• [What the task requires]:
From the first line to the last, write out the records below exactly as they appear.

• [Given records]:
"""

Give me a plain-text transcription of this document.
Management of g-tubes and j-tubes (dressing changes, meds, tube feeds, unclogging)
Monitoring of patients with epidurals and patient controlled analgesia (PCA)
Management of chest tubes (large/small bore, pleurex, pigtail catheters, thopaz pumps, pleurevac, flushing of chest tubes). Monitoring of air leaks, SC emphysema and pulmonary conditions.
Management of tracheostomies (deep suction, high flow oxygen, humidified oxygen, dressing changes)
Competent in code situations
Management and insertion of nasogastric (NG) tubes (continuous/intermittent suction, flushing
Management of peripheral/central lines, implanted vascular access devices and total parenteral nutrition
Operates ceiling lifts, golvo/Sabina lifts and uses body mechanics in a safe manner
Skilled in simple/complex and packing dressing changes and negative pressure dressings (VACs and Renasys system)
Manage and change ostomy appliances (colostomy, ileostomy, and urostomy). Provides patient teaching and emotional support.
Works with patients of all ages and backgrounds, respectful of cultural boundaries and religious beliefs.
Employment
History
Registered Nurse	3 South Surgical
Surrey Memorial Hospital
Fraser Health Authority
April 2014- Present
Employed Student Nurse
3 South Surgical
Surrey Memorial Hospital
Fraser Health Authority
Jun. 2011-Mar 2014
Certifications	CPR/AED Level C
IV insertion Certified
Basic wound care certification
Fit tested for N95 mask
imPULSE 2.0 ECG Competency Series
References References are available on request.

"""

• [Completed task]:
Give me a plain-text transcription of this document.
Management of g-tubes and j-tubes (dressing changes, meds, tube feeds, unclogging)
Monitoring of patients with epidurals and patient controlled analgesia (PCA)
Management of chest tubes (large/small bore, pleurex, pigtail catheters, thopaz pumps, pleurevac, flushing of chest tubes). Monitoring of air leaks, SC emphysema and pulmonary conditions.
Management of tracheostomies (deep suction, high flow oxygen, humidified oxygen, dressing changes)
Competent in code situations
Management and insertion of nasogastric (NG) tubes (continuous/intermittent suction, flushing
Management of peripheral/central lines, implanted vascular access devices and total parenteral nutrition
Operates ceiling lifts, golvo/Sabina lifts and uses body mechanics in a safe manner
Skilled in simple/complex and packing dressing changes and negative pressure dressings (VACs and Renasys system)
Manage and change ostomy appliances (colostomy, ileostomy, and urostomy). Provides patient teaching and emotional support.
Works with patients of all ages and backgrounds, respectful of cultural boundaries and religious beliefs.
Employment
History
Registered Nurse	3 South Surgical
Surrey Memorial Hospital
Fraser Health Authority
April 2014- Present
Employed Student Nurse
3 South Surgical
Surrey Memorial Hospital
Fraser Health Authority
Jun. 2011-Mar 2014
Certifications	CPR/AED Level C
IV insertion Certified
Basic wound care certification
Fit tested for N95 mask
imPULSE 2.0 ECG Competency Series
References References are available on request.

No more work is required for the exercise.